§ **AIM OF THE EXERCISE**: Reproduce exactly the line in which "Give me a plain-text" occurs and all the lines after it, ending with the last line.

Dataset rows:
· · · · ·

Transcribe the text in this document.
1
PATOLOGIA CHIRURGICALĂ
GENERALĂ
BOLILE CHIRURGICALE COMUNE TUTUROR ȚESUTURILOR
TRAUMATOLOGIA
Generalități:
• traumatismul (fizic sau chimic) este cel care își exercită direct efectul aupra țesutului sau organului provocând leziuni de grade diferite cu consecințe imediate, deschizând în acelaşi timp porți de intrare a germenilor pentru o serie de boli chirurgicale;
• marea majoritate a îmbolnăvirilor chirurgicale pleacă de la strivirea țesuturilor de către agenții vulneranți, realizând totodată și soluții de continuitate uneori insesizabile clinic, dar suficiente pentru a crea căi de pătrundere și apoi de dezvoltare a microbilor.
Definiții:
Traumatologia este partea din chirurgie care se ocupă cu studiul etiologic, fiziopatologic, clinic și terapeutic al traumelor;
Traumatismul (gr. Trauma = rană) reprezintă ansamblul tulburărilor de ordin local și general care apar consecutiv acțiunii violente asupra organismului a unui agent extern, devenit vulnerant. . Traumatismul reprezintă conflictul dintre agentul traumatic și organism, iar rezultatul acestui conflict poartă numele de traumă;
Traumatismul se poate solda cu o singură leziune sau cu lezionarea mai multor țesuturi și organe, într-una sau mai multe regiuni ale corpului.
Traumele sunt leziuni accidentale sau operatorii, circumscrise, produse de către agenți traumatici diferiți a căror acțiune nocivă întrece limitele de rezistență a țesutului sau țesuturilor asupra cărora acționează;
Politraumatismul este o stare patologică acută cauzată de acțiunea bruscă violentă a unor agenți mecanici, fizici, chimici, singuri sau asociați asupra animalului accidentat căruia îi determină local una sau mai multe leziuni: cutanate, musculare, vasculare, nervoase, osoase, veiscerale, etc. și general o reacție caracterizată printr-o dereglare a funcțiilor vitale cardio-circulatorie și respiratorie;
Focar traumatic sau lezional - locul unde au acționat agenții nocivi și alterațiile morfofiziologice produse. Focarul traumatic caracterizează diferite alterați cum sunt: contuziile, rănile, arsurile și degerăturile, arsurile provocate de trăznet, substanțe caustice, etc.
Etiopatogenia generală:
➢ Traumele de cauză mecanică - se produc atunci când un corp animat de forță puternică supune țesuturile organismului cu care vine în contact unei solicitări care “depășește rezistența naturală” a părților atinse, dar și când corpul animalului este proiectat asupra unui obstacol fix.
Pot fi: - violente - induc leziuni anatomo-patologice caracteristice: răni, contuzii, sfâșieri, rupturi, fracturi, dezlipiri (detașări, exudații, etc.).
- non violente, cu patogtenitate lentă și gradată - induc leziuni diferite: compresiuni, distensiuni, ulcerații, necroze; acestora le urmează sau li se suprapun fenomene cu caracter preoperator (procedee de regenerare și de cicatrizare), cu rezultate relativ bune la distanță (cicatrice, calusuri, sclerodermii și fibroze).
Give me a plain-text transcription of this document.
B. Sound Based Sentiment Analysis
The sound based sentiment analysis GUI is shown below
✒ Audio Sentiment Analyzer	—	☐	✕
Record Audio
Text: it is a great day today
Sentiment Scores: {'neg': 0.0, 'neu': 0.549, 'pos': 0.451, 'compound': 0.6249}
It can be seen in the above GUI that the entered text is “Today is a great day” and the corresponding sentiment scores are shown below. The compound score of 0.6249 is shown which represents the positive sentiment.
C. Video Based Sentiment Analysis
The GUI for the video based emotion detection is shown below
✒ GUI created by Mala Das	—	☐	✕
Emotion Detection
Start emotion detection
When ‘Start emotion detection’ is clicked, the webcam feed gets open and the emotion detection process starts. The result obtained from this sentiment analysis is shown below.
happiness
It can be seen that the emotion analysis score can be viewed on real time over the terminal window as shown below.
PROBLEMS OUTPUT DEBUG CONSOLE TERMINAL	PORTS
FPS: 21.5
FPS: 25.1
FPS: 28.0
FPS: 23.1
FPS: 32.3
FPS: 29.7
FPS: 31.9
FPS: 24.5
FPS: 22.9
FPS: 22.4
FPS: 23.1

· · · · ·

§ **FULL ANSWER**:
Give me a plain-text transcription of this document.
B. Sound Based Sentiment Analysis
The sound based sentiment analysis GUI is shown below
✒ Audio Sentiment Analyzer	—	☐	✕
Record Audio
Text: it is a great day today
Sentiment Scores: {'neg': 0.0, 'neu': 0.549, 'pos': 0.451, 'compound': 0.6249}
It can be seen in the above GUI that the entered text is “Today is a great day” and the corresponding sentiment scores are shown below. The compound score of 0.6249 is shown which represents the positive sentiment.
C. Video Based Sentiment Analysis
The GUI for the video based emotion detection is shown below
✒ GUI created by Mala Das	—	☐	✕
Emotion Detection
Start emotion detection
When ‘Start emotion detection’ is clicked, the webcam feed gets open and the emotion detection process starts. The result obtained from this sentiment analysis is shown below.
happiness
It can be seen that the emotion analysis score can be viewed on real time over the terminal window as shown below.
PROBLEMS OUTPUT DEBUG CONSOLE TERMINAL	PORTS
FPS: 21.5
FPS: 25.1
FPS: 28.0
FPS: 23.1
FPS: 32.3
FPS: 29.7
FPS: 31.9
FPS: 24.5
FPS: 22.9
FPS: 22.4
FPS: 23.1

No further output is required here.